The task –
Search the records below for the word "IBAN". Pull out each line that has it.

Data listing –
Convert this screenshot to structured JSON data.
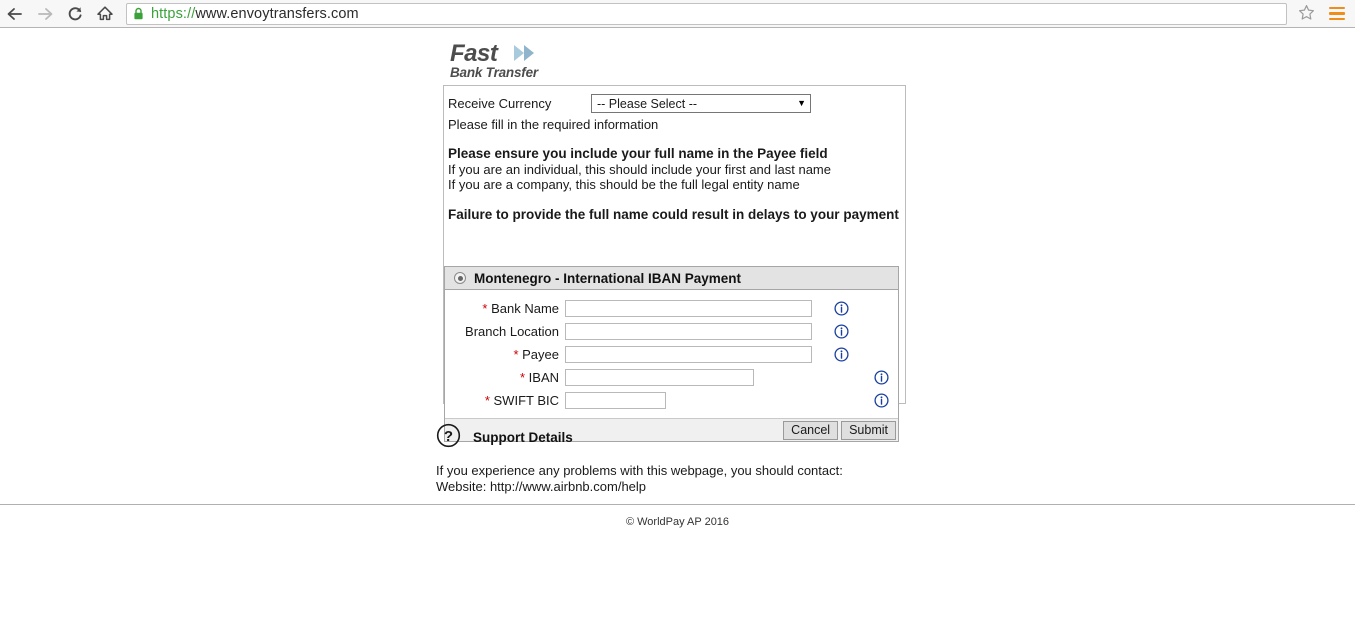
{
  "browser": {
    "back_icon": "arrow-left-icon",
    "forward_icon": "arrow-right-icon",
    "reload_icon": "reload-icon",
    "home_icon": "home-icon",
    "lock_icon": "padlock-icon",
    "url_scheme": "https://",
    "url_rest": "www.envoytransfers.com",
    "bookmark_icon": "star-icon",
    "menu_icon": "hamburger-menu-icon"
  },
  "logo": {
    "line1": "Fast",
    "line2": "Bank Transfer",
    "arrow_icon": "chevron-arrow-icon"
  },
  "form": {
    "currency_label": "Receive Currency",
    "currency_selected": "-- Please Select --",
    "currency_caret": "▼",
    "fill_note": "Please fill in the required information",
    "ensure_title": "Please ensure you include your full name in the Payee field",
    "ensure_line1": "If you are an individual, this should include your first and last name",
    "ensure_line2": "If you are a company, this should be the full legal entity name",
    "failure_line": "Failure to provide the full name could result in delays to your payment"
  },
  "panel": {
    "radio_name": "payment-method-radio",
    "title": "Montenegro - International IBAN Payment",
    "fields": [
      {
        "label": "Bank Name",
        "required": true,
        "value": "",
        "width": "w-long",
        "info_icon": "info-icon"
      },
      {
        "label": "Branch Location",
        "required": false,
        "value": "",
        "width": "w-long",
        "info_icon": "info-icon"
      },
      {
        "label": "Payee",
        "required": true,
        "value": "",
        "width": "w-long",
        "info_icon": "info-icon"
      },
      {
        "label": "IBAN",
        "required": true,
        "value": "",
        "width": "w-med",
        "info_icon": "info-icon"
      },
      {
        "label": "SWIFT BIC",
        "required": true,
        "value": "",
        "width": "w-short",
        "info_icon": "info-icon"
      }
    ],
    "cancel_label": "Cancel",
    "submit_label": "Submit"
  },
  "support": {
    "icon": "question-mark-icon",
    "title": "Support Details",
    "line1": "If you experience any problems with this webpage, you should contact:",
    "line2": "Website: http://www.airbnb.com/help"
  },
  "footer": {
    "copyright": "© WorldPay AP 2016"
  },
  "colors": {
    "required_asterisk": "#cc0000",
    "info_blue": "#1a3fa0",
    "url_green": "#3ba23b",
    "menu_orange": "#f08c19",
    "panel_header": "#e3e3e3"
  }
}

Problem solution –
    "title": "Montenegro - International IBAN Payment",
        "label": "IBAN",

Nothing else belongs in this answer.